**DIRECTIONS**.
Go through the records and give each one again exactly.

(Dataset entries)
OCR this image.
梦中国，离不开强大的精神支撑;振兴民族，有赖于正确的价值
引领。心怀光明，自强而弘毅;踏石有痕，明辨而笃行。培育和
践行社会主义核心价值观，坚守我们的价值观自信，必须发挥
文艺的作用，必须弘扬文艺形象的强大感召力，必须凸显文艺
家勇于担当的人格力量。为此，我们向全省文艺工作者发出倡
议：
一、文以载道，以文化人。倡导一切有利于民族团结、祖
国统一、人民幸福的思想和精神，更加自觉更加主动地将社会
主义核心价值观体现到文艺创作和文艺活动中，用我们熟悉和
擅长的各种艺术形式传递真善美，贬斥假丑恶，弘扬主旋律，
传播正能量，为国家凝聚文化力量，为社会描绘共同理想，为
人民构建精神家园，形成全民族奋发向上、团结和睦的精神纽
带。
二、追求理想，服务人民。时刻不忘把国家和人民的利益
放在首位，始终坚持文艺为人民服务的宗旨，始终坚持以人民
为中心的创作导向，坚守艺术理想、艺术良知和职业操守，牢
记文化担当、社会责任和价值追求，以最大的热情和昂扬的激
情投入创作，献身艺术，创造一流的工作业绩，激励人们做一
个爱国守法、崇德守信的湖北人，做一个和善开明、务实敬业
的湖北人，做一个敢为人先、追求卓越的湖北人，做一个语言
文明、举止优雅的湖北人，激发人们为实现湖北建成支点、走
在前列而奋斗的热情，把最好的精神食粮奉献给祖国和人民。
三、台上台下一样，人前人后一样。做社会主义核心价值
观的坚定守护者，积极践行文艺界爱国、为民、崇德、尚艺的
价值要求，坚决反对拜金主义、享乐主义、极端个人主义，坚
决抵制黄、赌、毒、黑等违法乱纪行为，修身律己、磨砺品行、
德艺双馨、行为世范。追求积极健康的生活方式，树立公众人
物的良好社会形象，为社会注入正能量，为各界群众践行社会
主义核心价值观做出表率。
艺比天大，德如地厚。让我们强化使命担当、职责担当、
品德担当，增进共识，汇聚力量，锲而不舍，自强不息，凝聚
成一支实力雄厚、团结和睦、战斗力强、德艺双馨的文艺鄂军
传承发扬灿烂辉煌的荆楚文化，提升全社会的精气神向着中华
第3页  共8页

**EXERCISE ANSWER**.
OCR this image.
梦中国，离不开强大的精神支撑;振兴民族，有赖于正确的价值
引领。心怀光明，自强而弘毅;踏石有痕，明辨而笃行。培育和
践行社会主义核心价值观，坚守我们的价值观自信，必须发挥
文艺的作用，必须弘扬文艺形象的强大感召力，必须凸显文艺
家勇于担当的人格力量。为此，我们向全省文艺工作者发出倡
议：
一、文以载道，以文化人。倡导一切有利于民族团结、祖
国统一、人民幸福的思想和精神，更加自觉更加主动地将社会
主义核心价值观体现到文艺创作和文艺活动中，用我们熟悉和
擅长的各种艺术形式传递真善美，贬斥假丑恶，弘扬主旋律，
传播正能量，为国家凝聚文化力量，为社会描绘共同理想，为
人民构建精神家园，形成全民族奋发向上、团结和睦的精神纽
带。
二、追求理想，服务人民。时刻不忘把国家和人民的利益
放在首位，始终坚持文艺为人民服务的宗旨，始终坚持以人民
为中心的创作导向，坚守艺术理想、艺术良知和职业操守，牢
记文化担当、社会责任和价值追求，以最大的热情和昂扬的激
情投入创作，献身艺术，创造一流的工作业绩，激励人们做一
个爱国守法、崇德守信的湖北人，做一个和善开明、务实敬业
的湖北人，做一个敢为人先、追求卓越的湖北人，做一个语言
文明、举止优雅的湖北人，激发人们为实现湖北建成支点、走
在前列而奋斗的热情，把最好的精神食粮奉献给祖国和人民。
三、台上台下一样，人前人后一样。做社会主义核心价值
观的坚定守护者，积极践行文艺界爱国、为民、崇德、尚艺的
价值要求，坚决反对拜金主义、享乐主义、极端个人主义，坚
决抵制黄、赌、毒、黑等违法乱纪行为，修身律己、磨砺品行、
德艺双馨、行为世范。追求积极健康的生活方式，树立公众人
物的良好社会形象，为社会注入正能量，为各界群众践行社会
主义核心价值观做出表率。
艺比天大，德如地厚。让我们强化使命担当、职责担当、
品德担当，增进共识，汇聚力量，锲而不舍，自强不息，凝聚
成一支实力雄厚、团结和睦、战斗力强、德艺双馨的文艺鄂军
传承发扬灿烂辉煌的荆楚文化，提升全社会的精气神向着中华
第3页  共8页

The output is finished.